Objective:
In the records that follow, show each line where the word "title" is present.

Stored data

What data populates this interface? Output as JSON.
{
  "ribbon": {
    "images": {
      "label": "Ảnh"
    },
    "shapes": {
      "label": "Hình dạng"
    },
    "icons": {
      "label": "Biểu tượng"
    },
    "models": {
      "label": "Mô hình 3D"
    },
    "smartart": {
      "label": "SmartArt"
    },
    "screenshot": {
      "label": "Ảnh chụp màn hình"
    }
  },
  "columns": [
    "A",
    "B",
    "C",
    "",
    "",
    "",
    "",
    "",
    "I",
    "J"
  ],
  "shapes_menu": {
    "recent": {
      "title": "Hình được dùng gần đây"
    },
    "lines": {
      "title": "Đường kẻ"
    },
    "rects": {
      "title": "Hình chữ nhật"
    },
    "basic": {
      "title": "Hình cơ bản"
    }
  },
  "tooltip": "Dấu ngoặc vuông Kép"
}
==
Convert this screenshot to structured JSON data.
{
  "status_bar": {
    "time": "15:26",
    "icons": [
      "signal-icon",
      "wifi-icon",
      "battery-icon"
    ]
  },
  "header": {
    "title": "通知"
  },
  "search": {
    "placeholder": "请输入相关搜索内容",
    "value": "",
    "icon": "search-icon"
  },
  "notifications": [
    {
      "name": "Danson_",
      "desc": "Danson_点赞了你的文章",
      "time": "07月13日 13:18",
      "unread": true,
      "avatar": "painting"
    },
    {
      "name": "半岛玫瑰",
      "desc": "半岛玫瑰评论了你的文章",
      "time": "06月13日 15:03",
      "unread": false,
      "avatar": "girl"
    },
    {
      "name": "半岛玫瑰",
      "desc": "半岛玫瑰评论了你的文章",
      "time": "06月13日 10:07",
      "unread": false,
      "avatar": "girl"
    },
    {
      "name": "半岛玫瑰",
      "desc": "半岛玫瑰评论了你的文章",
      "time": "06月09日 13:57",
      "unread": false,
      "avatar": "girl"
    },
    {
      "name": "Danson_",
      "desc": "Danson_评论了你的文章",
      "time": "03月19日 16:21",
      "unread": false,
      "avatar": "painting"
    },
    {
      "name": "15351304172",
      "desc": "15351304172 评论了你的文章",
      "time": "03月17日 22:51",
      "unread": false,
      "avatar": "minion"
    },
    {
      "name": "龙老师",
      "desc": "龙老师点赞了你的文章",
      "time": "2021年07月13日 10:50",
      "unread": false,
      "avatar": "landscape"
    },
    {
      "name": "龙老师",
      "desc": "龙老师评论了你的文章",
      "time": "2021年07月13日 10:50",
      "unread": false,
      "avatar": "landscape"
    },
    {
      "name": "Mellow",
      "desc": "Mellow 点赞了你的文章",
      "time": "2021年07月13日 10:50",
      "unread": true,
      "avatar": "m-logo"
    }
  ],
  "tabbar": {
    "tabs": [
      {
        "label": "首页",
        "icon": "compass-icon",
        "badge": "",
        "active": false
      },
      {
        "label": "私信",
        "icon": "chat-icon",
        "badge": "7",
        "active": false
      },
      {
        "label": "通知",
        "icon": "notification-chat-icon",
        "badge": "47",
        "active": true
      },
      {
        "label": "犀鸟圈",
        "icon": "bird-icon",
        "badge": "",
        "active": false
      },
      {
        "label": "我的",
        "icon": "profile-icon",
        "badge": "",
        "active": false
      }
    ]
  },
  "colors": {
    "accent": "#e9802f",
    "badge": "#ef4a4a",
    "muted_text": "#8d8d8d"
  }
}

In response:
      "title": "Hình được dùng gần đây"
      "title": "Đường kẻ"
      "title": "Hình chữ nhật"
      "title": "Hình cơ bản"
    "title": "通知"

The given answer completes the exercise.